What you need to do = Scan the lines below for the word "name". Copy each line you find it in.

— start Dataset —

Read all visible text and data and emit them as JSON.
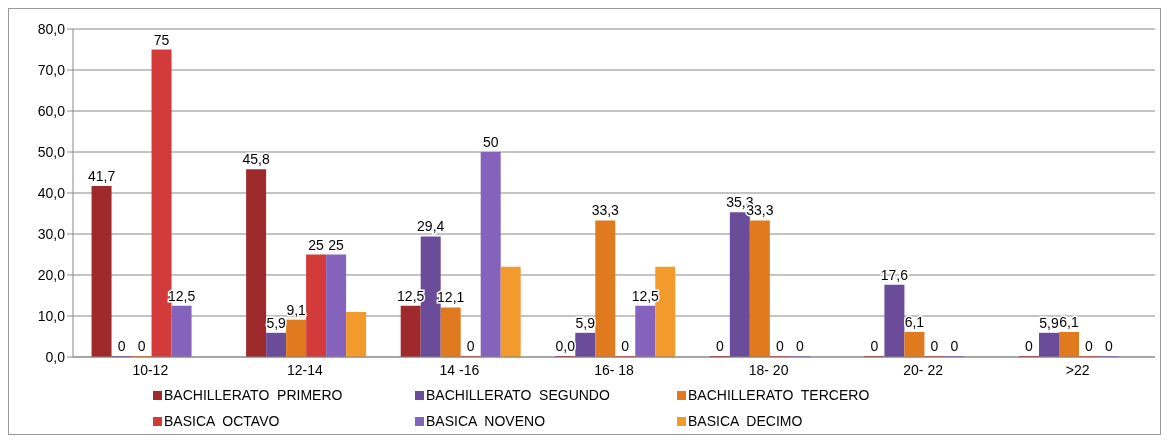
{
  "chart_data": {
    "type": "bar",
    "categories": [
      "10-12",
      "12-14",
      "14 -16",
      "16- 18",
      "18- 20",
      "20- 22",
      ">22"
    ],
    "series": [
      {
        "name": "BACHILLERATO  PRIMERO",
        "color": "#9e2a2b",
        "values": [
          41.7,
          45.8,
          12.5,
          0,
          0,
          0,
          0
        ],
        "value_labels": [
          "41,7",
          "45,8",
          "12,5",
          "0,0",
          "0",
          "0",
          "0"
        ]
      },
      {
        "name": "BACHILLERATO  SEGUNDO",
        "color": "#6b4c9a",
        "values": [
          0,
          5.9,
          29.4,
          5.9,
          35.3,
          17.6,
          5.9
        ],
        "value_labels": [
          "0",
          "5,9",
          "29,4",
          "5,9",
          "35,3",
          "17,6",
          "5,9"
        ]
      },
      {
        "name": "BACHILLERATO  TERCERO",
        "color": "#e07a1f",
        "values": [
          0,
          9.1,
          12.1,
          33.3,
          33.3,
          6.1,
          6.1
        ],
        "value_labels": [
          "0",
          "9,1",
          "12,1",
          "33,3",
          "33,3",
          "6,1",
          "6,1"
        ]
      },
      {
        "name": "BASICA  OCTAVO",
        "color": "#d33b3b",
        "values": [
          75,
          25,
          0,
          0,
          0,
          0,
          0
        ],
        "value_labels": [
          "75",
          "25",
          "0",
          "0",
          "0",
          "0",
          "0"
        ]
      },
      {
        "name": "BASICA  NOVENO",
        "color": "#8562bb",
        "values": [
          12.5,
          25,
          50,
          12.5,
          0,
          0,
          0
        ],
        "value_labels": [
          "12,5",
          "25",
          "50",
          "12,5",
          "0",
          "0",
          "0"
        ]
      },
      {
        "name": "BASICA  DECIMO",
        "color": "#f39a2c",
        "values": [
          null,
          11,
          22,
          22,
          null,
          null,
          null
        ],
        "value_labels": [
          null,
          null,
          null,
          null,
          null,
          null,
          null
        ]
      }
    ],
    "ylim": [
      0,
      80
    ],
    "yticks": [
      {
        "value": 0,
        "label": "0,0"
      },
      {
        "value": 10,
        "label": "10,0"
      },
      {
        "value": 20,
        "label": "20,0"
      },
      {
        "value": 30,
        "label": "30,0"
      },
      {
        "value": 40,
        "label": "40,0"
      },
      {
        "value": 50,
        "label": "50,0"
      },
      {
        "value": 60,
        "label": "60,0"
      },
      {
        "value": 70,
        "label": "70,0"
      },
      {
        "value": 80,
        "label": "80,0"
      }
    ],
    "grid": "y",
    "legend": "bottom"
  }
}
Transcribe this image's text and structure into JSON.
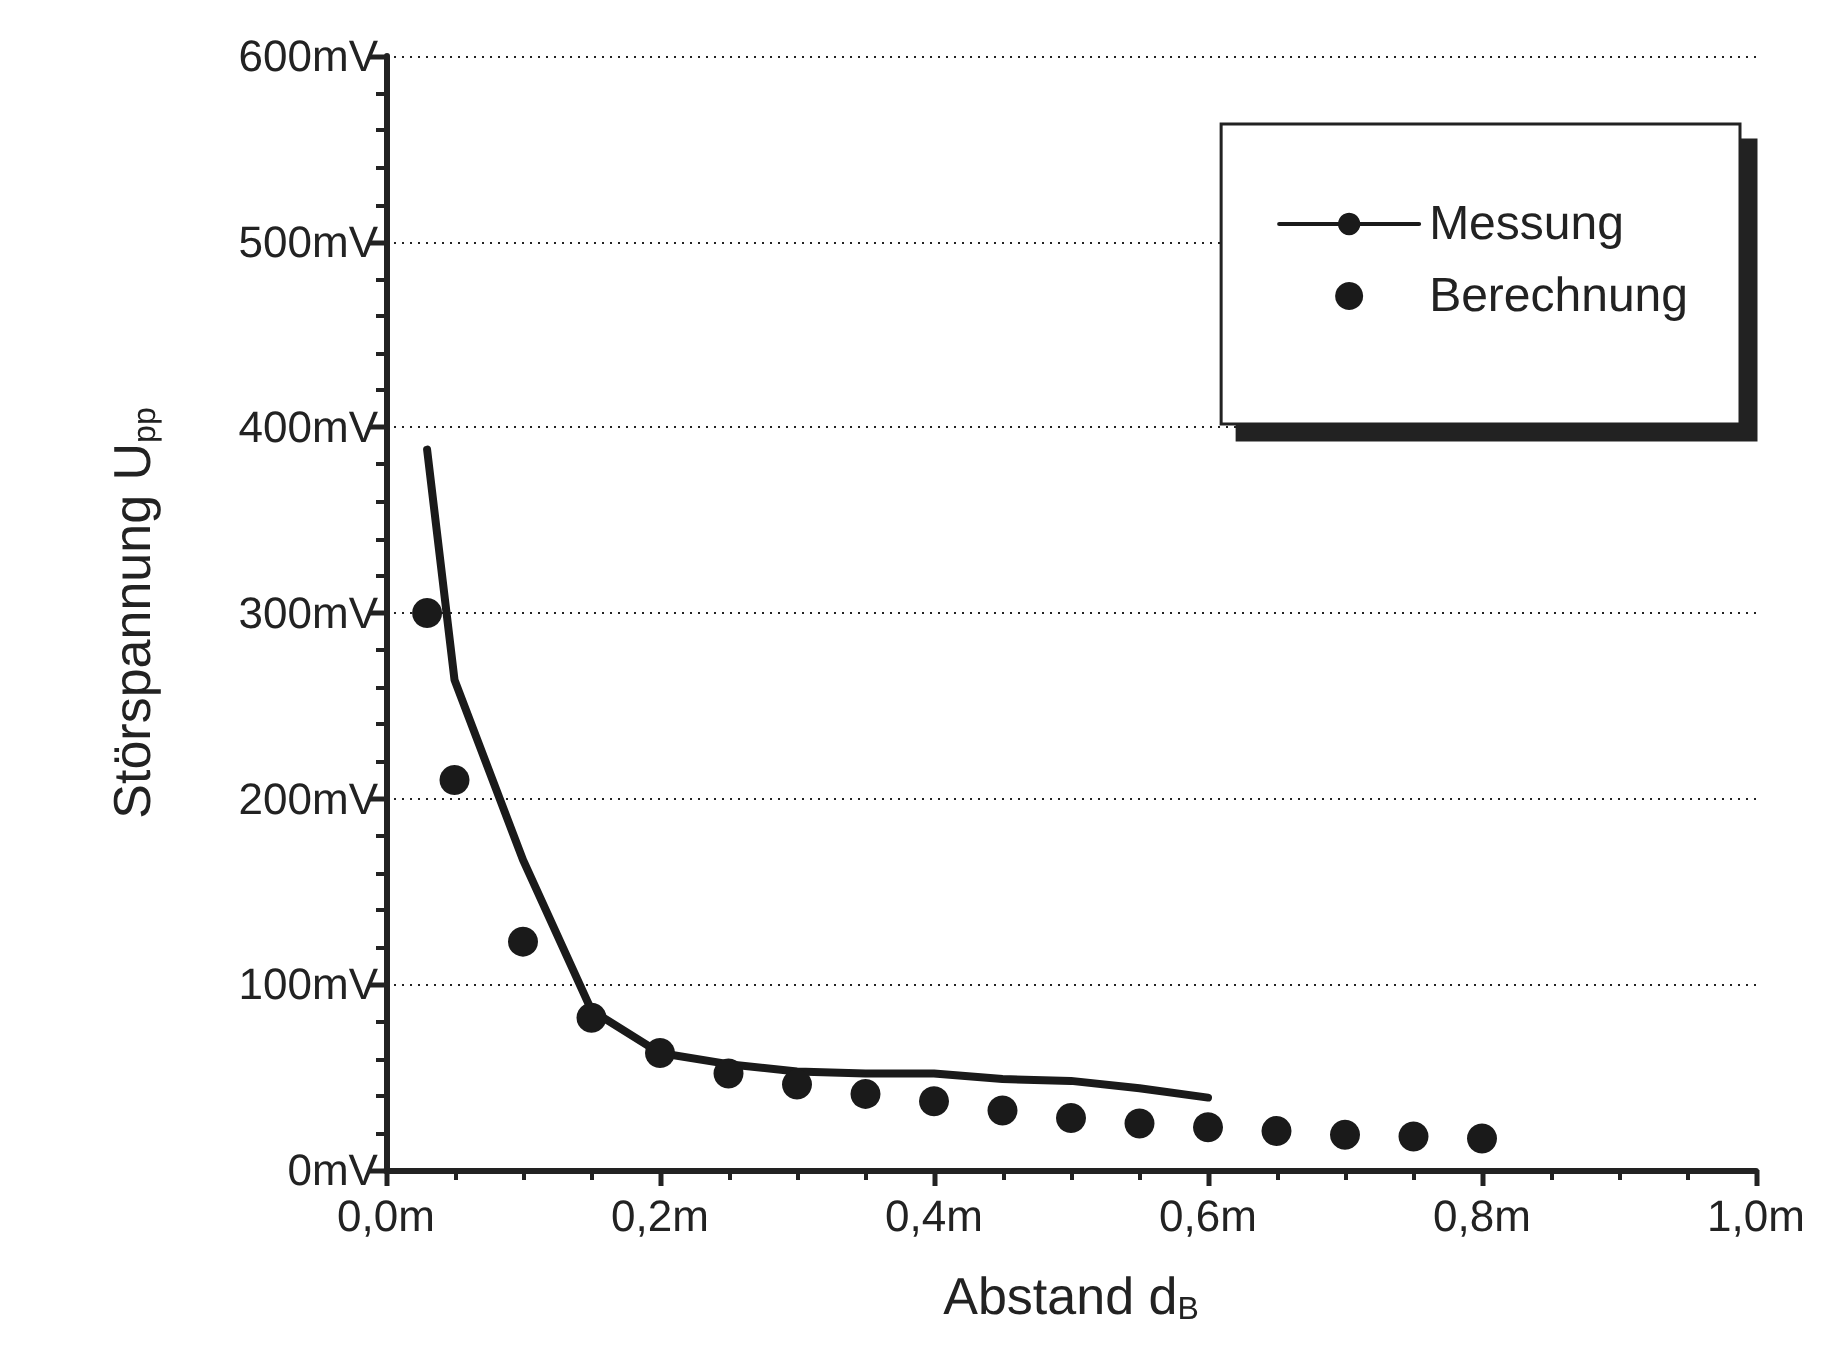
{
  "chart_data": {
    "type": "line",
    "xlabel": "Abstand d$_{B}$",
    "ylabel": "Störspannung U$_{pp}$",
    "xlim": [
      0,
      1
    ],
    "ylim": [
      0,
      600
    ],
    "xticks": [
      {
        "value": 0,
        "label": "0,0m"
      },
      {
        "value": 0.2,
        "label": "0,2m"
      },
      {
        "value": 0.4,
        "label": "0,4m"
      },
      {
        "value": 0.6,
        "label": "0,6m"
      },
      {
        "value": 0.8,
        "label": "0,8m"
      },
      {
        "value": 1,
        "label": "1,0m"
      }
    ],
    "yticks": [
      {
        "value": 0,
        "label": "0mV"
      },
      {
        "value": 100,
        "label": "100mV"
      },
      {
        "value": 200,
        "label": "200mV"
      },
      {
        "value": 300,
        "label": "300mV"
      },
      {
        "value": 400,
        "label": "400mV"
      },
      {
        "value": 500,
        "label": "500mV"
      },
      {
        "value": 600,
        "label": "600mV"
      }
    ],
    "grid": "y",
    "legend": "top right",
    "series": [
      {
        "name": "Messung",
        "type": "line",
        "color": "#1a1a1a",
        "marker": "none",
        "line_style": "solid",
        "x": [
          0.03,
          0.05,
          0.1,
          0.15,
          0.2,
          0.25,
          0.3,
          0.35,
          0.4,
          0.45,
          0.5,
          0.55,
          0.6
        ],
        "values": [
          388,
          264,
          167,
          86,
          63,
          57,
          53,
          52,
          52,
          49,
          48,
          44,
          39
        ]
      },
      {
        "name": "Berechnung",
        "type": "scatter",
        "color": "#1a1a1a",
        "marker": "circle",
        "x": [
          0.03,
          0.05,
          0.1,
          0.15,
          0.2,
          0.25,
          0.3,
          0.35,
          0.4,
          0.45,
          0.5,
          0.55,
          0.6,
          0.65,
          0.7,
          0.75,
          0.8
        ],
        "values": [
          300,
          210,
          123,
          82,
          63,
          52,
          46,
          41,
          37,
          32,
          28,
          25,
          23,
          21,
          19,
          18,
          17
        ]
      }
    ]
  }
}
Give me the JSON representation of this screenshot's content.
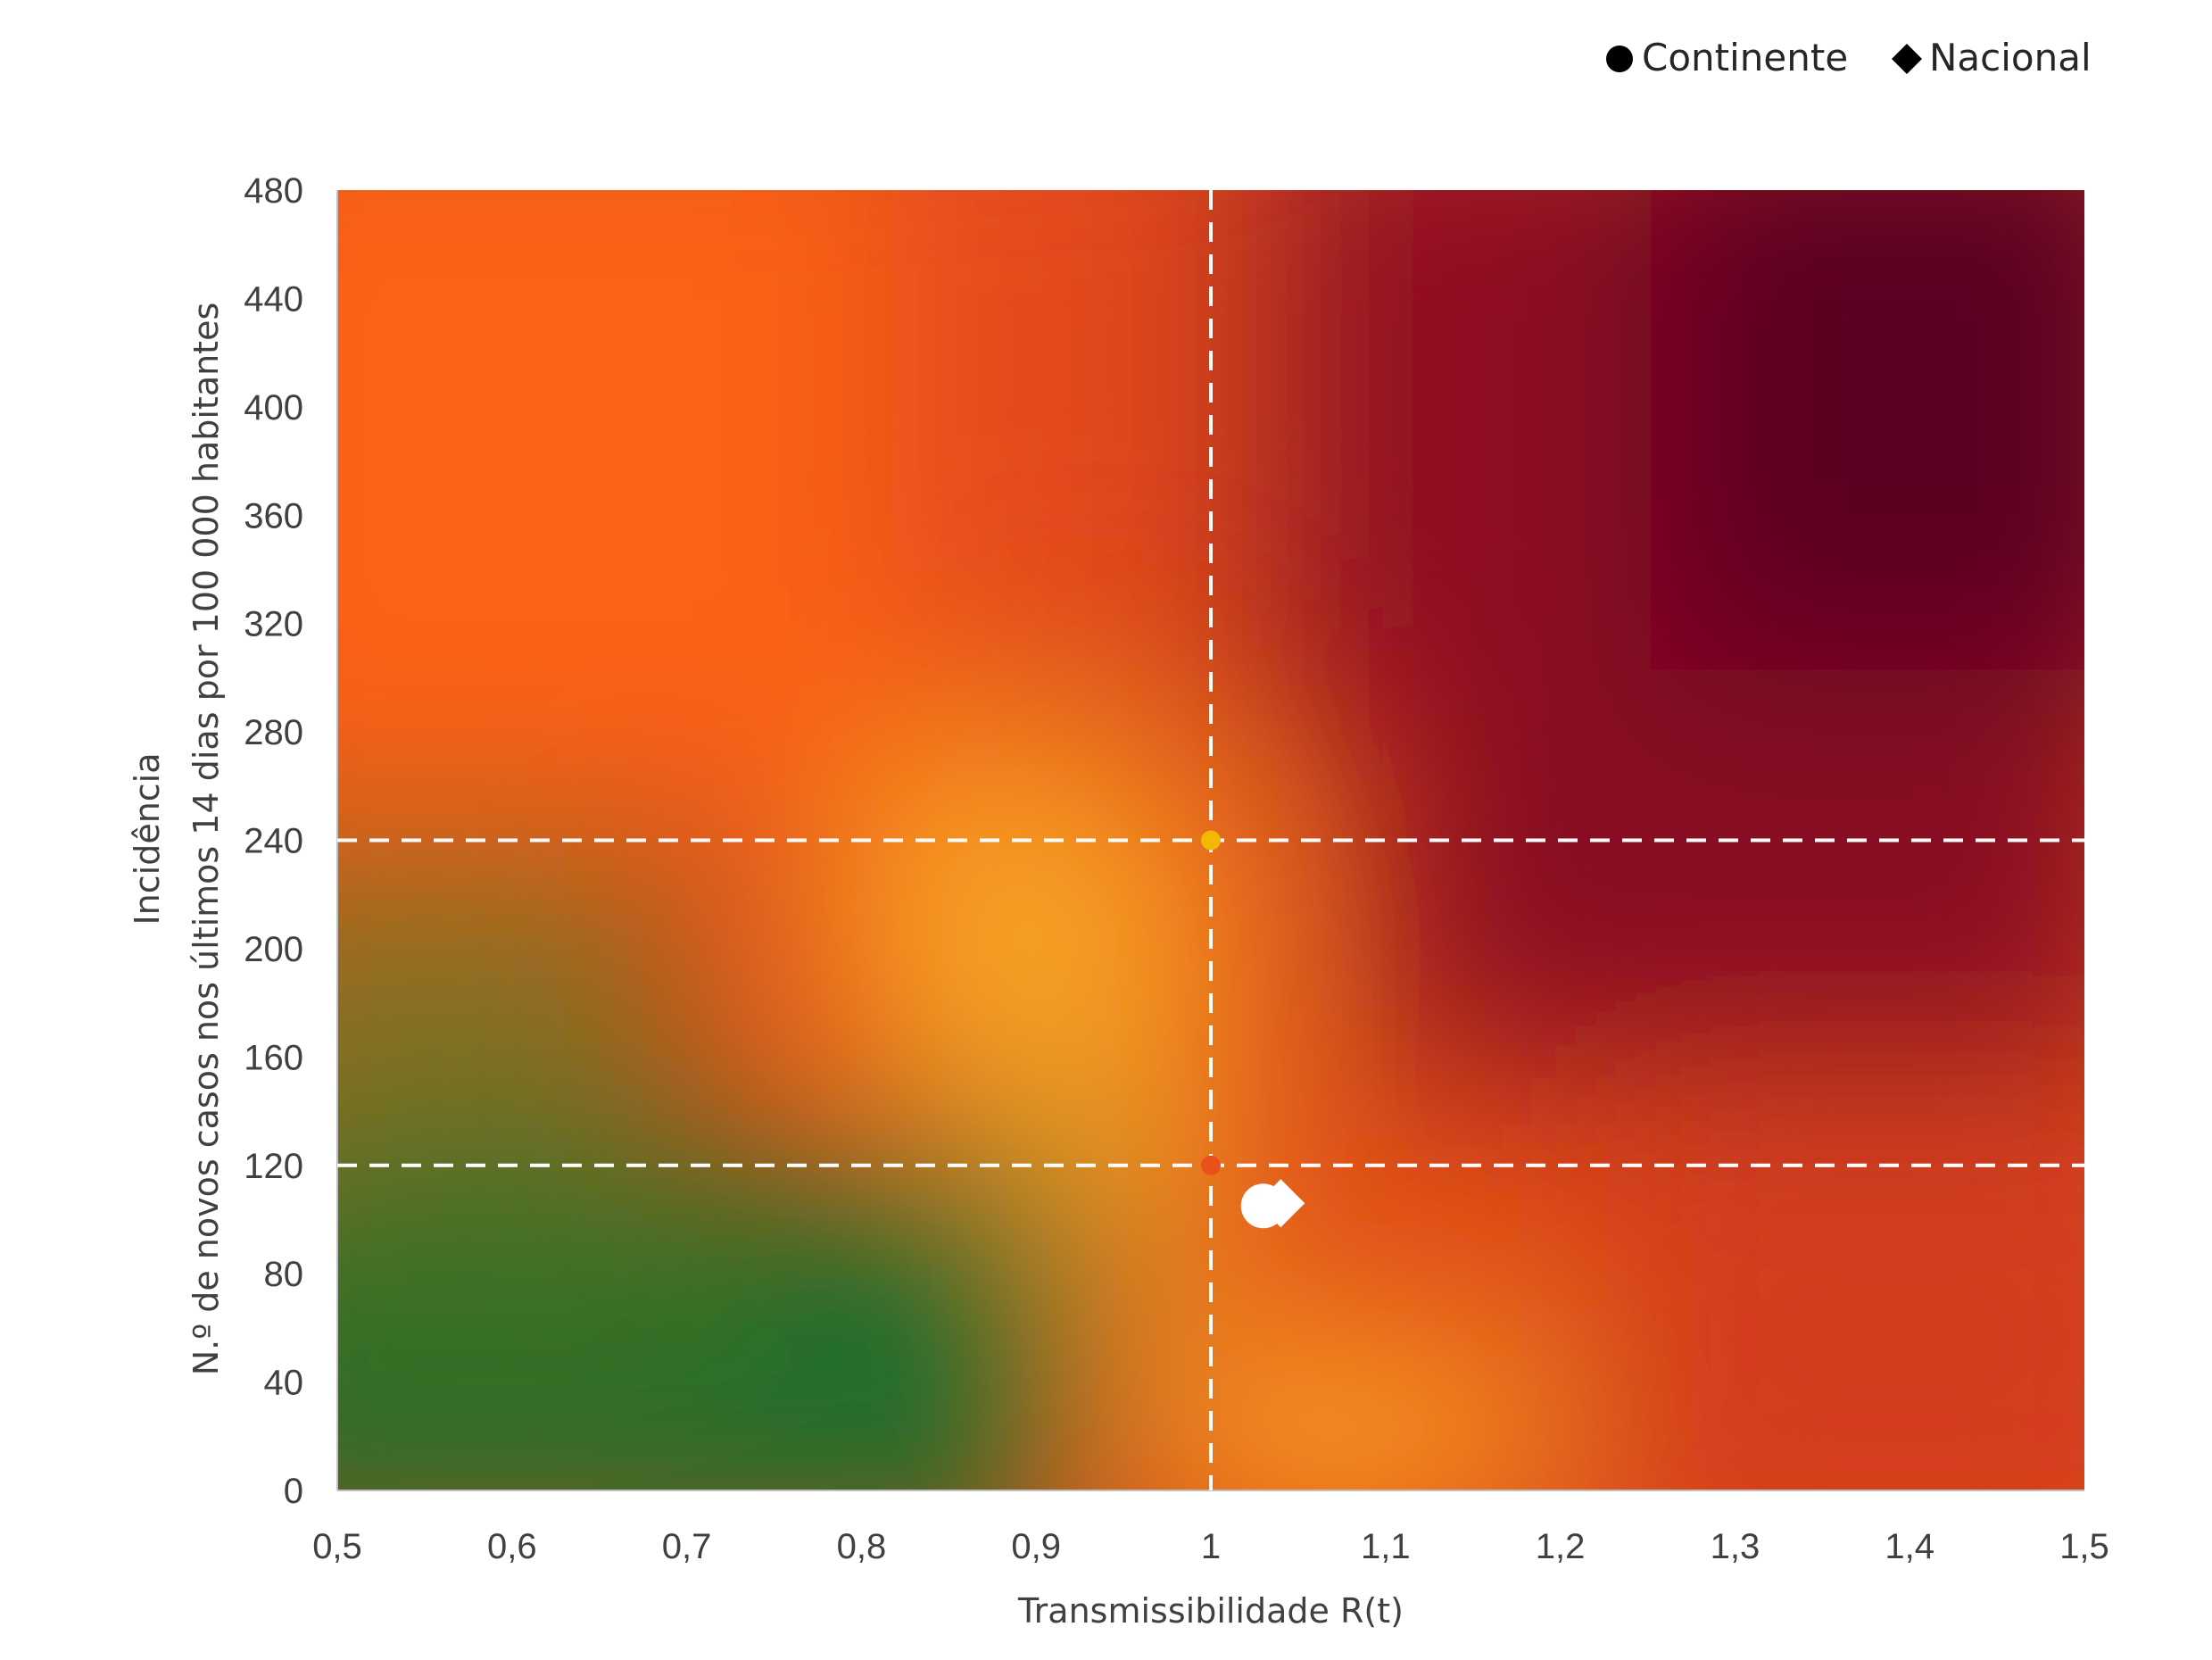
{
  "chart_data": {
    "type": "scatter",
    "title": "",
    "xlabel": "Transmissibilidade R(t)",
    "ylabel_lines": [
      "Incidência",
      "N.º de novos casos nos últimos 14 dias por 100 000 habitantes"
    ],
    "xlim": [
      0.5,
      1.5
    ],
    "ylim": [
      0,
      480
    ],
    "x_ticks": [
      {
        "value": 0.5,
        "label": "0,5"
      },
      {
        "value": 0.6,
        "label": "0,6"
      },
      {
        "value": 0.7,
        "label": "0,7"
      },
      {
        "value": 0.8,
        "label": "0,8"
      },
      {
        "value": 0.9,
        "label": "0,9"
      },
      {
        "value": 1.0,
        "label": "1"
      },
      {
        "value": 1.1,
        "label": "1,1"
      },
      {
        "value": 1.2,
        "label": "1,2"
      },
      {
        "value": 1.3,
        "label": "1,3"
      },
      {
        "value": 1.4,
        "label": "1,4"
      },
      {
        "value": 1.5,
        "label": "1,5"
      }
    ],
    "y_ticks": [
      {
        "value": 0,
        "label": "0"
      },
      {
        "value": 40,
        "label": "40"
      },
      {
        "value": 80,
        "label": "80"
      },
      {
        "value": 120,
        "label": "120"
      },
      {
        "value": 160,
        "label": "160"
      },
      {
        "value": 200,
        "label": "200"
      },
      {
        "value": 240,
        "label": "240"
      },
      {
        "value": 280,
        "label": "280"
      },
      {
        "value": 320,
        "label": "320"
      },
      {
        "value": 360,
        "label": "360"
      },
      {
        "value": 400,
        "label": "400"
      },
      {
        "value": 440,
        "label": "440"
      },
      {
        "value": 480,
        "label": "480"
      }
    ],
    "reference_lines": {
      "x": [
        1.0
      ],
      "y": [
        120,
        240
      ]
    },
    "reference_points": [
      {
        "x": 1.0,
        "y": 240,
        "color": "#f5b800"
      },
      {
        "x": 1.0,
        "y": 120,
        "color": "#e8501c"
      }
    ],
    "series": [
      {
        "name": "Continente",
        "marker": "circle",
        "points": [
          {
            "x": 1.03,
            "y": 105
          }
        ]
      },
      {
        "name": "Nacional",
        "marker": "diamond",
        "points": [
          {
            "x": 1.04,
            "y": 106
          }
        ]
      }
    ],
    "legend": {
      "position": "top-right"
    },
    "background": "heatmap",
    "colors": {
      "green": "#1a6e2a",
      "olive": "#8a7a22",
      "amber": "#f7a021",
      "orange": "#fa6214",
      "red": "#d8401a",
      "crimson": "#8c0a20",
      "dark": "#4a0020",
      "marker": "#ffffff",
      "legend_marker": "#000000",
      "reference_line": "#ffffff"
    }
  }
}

— end Dataset —

Output below =
        "name": "BACHILLERATO  PRIMERO",
        "name": "BACHILLERATO  SEGUNDO",
        "name": "BACHILLERATO  TERCERO",
        "name": "BASICA  OCTAVO",
        "name": "BASICA  NOVENO",
        "name": "BASICA  DECIMO",
        "name": "Messung",
        "name": "Berechnung",
        "name": "Continente",
        "name": "Nacional",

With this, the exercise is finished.